> [Goal of the exercise]:
Below are records; count the lines that contain "costes" and give only the total.

> [Material]:
## Start
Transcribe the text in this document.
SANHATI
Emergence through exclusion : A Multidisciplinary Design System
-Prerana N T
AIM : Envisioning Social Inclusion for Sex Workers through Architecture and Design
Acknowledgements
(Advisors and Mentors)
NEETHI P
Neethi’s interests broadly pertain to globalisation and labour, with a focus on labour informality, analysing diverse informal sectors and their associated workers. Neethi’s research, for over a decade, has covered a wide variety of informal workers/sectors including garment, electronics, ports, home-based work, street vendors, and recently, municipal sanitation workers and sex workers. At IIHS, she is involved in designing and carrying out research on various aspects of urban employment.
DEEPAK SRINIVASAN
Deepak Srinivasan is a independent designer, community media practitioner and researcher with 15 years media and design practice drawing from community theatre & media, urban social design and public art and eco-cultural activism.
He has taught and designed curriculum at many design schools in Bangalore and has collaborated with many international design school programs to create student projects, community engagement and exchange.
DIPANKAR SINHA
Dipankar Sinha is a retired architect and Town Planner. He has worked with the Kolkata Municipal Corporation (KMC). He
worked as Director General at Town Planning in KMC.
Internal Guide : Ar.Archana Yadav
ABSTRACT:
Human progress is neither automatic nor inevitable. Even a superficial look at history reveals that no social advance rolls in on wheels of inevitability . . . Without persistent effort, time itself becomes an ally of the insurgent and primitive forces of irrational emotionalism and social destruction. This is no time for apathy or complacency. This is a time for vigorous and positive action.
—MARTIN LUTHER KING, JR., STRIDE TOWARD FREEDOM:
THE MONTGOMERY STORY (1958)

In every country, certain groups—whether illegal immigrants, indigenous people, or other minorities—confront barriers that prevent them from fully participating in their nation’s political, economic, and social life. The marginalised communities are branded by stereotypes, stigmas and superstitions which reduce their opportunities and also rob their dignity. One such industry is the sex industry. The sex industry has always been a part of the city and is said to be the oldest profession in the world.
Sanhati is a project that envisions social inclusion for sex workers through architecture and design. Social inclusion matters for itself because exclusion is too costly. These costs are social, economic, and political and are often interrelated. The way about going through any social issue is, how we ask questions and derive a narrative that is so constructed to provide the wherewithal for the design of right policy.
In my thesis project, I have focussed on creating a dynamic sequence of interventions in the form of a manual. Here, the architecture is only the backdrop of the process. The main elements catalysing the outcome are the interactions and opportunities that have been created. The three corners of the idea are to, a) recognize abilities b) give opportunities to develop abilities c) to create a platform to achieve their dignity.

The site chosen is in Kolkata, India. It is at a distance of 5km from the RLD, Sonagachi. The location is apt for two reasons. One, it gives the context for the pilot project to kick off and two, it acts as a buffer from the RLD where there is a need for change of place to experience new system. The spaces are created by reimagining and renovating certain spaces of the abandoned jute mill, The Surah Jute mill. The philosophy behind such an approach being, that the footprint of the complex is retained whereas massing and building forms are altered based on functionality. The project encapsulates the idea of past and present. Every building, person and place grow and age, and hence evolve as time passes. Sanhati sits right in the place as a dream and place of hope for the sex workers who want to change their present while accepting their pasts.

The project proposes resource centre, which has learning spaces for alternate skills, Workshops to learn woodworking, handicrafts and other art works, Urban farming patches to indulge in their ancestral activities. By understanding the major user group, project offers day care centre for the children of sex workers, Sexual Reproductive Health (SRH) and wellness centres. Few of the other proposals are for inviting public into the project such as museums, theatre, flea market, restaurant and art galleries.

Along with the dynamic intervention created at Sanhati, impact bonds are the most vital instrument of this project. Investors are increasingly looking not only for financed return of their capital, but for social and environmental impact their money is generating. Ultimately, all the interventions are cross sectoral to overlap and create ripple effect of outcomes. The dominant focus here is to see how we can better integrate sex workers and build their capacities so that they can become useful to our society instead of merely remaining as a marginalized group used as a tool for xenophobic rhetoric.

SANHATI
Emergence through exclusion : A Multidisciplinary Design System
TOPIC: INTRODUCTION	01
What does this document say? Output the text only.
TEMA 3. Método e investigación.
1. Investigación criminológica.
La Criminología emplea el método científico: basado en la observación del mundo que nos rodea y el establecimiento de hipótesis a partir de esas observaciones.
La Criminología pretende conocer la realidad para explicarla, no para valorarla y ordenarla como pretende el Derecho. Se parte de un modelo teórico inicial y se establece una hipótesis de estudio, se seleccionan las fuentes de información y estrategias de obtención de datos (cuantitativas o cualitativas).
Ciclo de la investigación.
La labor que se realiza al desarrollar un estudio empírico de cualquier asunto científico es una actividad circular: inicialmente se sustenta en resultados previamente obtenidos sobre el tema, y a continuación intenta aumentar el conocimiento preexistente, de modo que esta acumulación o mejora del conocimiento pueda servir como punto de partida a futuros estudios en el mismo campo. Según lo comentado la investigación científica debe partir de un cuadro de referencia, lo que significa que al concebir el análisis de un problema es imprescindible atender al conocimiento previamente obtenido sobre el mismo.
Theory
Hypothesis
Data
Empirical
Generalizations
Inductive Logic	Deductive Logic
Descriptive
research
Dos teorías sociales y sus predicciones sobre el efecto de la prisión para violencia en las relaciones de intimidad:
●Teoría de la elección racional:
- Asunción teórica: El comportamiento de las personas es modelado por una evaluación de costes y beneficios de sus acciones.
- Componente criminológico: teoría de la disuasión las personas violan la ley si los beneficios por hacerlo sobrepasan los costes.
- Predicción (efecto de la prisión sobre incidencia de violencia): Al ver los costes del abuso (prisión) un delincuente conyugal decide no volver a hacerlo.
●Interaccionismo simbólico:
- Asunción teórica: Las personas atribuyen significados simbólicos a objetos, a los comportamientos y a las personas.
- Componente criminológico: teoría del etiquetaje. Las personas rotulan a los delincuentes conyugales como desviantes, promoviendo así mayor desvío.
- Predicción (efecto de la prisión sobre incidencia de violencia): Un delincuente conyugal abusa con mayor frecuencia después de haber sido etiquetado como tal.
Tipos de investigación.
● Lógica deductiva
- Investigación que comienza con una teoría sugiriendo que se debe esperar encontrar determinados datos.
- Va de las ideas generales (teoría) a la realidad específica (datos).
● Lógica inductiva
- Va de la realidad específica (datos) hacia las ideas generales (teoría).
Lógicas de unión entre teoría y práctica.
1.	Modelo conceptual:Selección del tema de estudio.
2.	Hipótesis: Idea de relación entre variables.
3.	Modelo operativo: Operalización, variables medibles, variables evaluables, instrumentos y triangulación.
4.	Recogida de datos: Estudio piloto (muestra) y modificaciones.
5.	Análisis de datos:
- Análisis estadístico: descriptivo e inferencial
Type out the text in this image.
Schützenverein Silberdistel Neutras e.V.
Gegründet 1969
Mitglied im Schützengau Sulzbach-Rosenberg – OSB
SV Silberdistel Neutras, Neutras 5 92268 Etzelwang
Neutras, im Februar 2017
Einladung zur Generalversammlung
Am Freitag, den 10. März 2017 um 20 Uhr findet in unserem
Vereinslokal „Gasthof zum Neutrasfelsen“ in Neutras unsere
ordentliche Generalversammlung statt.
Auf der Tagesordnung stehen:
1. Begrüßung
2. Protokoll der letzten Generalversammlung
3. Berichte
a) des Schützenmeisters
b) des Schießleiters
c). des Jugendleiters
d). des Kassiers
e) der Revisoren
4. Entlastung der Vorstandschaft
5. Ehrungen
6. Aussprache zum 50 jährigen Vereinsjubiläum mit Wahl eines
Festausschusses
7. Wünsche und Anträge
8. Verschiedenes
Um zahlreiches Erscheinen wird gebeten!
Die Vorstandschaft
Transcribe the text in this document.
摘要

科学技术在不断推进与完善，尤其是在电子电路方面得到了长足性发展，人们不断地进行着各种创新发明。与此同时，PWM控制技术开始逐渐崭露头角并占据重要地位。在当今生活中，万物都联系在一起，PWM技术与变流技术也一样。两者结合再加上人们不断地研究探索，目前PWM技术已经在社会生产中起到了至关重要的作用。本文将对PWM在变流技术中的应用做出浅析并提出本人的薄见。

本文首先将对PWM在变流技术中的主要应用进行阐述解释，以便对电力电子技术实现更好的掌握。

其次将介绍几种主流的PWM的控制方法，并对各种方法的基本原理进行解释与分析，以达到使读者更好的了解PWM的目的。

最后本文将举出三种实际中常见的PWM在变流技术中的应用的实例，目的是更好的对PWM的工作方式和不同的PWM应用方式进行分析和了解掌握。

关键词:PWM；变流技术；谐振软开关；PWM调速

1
## End
> [Task result]:
3